** start **

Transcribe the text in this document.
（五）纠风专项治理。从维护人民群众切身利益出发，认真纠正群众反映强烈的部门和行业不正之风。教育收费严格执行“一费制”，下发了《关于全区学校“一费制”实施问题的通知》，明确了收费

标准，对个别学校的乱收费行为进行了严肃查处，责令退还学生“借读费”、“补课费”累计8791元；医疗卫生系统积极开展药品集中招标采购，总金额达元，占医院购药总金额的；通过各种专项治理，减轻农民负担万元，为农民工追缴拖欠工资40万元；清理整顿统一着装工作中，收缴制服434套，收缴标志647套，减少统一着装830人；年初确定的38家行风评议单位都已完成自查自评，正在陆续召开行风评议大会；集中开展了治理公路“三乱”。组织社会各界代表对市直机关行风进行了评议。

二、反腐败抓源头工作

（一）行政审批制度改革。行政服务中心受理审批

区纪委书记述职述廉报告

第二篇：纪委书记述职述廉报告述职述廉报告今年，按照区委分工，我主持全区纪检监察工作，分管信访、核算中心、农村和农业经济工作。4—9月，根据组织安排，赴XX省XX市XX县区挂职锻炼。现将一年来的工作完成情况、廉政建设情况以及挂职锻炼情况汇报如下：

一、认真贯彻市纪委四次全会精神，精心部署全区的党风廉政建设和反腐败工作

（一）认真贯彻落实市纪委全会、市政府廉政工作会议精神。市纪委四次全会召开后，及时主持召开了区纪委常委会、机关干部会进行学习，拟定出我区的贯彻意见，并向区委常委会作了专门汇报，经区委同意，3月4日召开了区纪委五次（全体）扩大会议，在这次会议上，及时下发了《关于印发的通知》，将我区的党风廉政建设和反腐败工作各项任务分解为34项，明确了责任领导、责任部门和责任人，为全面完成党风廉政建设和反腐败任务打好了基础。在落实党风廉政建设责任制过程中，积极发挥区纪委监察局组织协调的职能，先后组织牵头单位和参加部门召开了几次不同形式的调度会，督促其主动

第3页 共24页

** end **

**Exercise goal:**
Return the material in full, exactly as shown.

**Output:**
Transcribe the text in this document.
（五）纠风专项治理。从维护人民群众切身利益出发，认真纠正群众反映强烈的部门和行业不正之风。教育收费严格执行“一费制”，下发了《关于全区学校“一费制”实施问题的通知》，明确了收费

标准，对个别学校的乱收费行为进行了严肃查处，责令退还学生“借读费”、“补课费”累计8791元；医疗卫生系统积极开展药品集中招标采购，总金额达元，占医院购药总金额的；通过各种专项治理，减轻农民负担万元，为农民工追缴拖欠工资40万元；清理整顿统一着装工作中，收缴制服434套，收缴标志647套，减少统一着装830人；年初确定的38家行风评议单位都已完成自查自评，正在陆续召开行风评议大会；集中开展了治理公路“三乱”。组织社会各界代表对市直机关行风进行了评议。

二、反腐败抓源头工作

（一）行政审批制度改革。行政服务中心受理审批

区纪委书记述职述廉报告

第二篇：纪委书记述职述廉报告述职述廉报告今年，按照区委分工，我主持全区纪检监察工作，分管信访、核算中心、农村和农业经济工作。4—9月，根据组织安排，赴XX省XX市XX县区挂职锻炼。现将一年来的工作完成情况、廉政建设情况以及挂职锻炼情况汇报如下：

一、认真贯彻市纪委四次全会精神，精心部署全区的党风廉政建设和反腐败工作

（一）认真贯彻落实市纪委全会、市政府廉政工作会议精神。市纪委四次全会召开后，及时主持召开了区纪委常委会、机关干部会进行学习，拟定出我区的贯彻意见，并向区委常委会作了专门汇报，经区委同意，3月4日召开了区纪委五次（全体）扩大会议，在这次会议上，及时下发了《关于印发的通知》，将我区的党风廉政建设和反腐败工作各项任务分解为34项，明确了责任领导、责任部门和责任人，为全面完成党风廉政建设和反腐败任务打好了基础。在落实党风廉政建设责任制过程中，积极发挥区纪委监察局组织协调的职能，先后组织牵头单位和参加部门召开了几次不同形式的调度会，督促其主动

第3页 共24页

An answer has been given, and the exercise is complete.